• [EXERCISE INSTRUCTIONS] Count every line of the listing where the string "Deploys" occurs, and reply with the count alone.

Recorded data
========
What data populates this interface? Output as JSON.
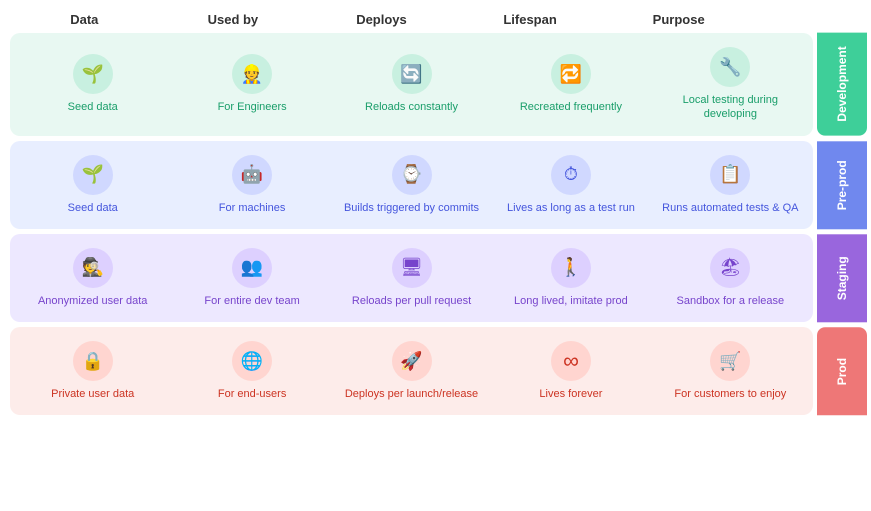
{
  "headers": [
    "Data",
    "Used by",
    "Deploys",
    "Lifespan",
    "Purpose"
  ],
  "rows": [
    {
      "env": "Development",
      "colorClass": "dev",
      "cells": [
        {
          "icon": "🌱",
          "label": "Seed data"
        },
        {
          "icon": "👷",
          "label": "For Engineers"
        },
        {
          "icon": "🔄",
          "label": "Reloads constantly"
        },
        {
          "icon": "🔁",
          "label": "Recreated frequently"
        },
        {
          "icon": "🔧",
          "label": "Local testing during developing"
        }
      ]
    },
    {
      "env": "Pre-prod",
      "colorClass": "test",
      "cells": [
        {
          "icon": "🌱",
          "label": "Seed data"
        },
        {
          "icon": "🤖",
          "label": "For machines"
        },
        {
          "icon": "⌚",
          "label": "Builds triggered by commits"
        },
        {
          "icon": "⏱",
          "label": "Lives as long as a test run"
        },
        {
          "icon": "📋",
          "label": "Runs automated tests & QA"
        }
      ]
    },
    {
      "env": "Staging",
      "colorClass": "staging",
      "cells": [
        {
          "icon": "🕵️",
          "label": "Anonymized user data"
        },
        {
          "icon": "👥",
          "label": "For entire dev team"
        },
        {
          "icon": "🖥",
          "label": "Reloads per pull request"
        },
        {
          "icon": "🚶",
          "label": "Long lived, imitate prod"
        },
        {
          "icon": "🏖",
          "label": "Sandbox for a release"
        }
      ]
    },
    {
      "env": "Prod",
      "colorClass": "prod",
      "cells": [
        {
          "icon": "🔒",
          "label": "Private user data"
        },
        {
          "icon": "🌐",
          "label": "For end-users"
        },
        {
          "icon": "🚀",
          "label": "Deploys per launch/release"
        },
        {
          "icon": "∞",
          "label": "Lives forever"
        },
        {
          "icon": "🛒",
          "label": "For customers to enjoy"
        }
      ]
    }
  ]
}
========
• [ANSWER IN FULL] 2